Set task - All records should be reproduced verbatim.

Rows -
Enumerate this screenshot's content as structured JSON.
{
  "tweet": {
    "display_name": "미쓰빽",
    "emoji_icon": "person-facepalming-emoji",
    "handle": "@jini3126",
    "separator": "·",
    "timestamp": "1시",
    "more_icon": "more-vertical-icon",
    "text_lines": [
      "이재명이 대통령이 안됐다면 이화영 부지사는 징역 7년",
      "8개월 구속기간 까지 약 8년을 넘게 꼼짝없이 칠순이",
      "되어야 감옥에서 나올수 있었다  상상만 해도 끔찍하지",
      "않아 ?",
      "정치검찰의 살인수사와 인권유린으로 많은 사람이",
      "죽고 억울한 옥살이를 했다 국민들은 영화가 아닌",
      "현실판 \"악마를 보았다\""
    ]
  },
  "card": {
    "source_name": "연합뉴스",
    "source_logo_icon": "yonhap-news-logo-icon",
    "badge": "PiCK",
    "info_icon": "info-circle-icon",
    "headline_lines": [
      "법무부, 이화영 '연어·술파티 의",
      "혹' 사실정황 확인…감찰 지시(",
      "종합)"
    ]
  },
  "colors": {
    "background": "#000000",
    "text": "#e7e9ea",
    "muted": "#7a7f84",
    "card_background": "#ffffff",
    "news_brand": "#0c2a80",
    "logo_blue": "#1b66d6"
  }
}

Answer below -
Enumerate this screenshot's content as structured JSON.
{
  "tweet": {
    "display_name": "미쓰빽",
    "emoji_icon": "person-facepalming-emoji",
    "handle": "@jini3126",
    "separator": "·",
    "timestamp": "1시",
    "more_icon": "more-vertical-icon",
    "text_lines": [
      "이재명이 대통령이 안됐다면 이화영 부지사는 징역 7년",
      "8개월 구속기간 까지 약 8년을 넘게 꼼짝없이 칠순이",
      "되어야 감옥에서 나올수 있었다  상상만 해도 끔찍하지",
      "않아 ?",
      "정치검찰의 살인수사와 인권유린으로 많은 사람이",
      "죽고 억울한 옥살이를 했다 국민들은 영화가 아닌",
      "현실판 \"악마를 보았다\""
    ]
  },
  "card": {
    "source_name": "연합뉴스",
    "source_logo_icon": "yonhap-news-logo-icon",
    "badge": "PiCK",
    "info_icon": "info-circle-icon",
    "headline_lines": [
      "법무부, 이화영 '연어·술파티 의",
      "혹' 사실정황 확인…감찰 지시(",
      "종합)"
    ]
  },
  "colors": {
    "background": "#000000",
    "text": "#e7e9ea",
    "muted": "#7a7f84",
    "card_background": "#ffffff",
    "news_brand": "#0c2a80",
    "logo_blue": "#1b66d6"
  }
}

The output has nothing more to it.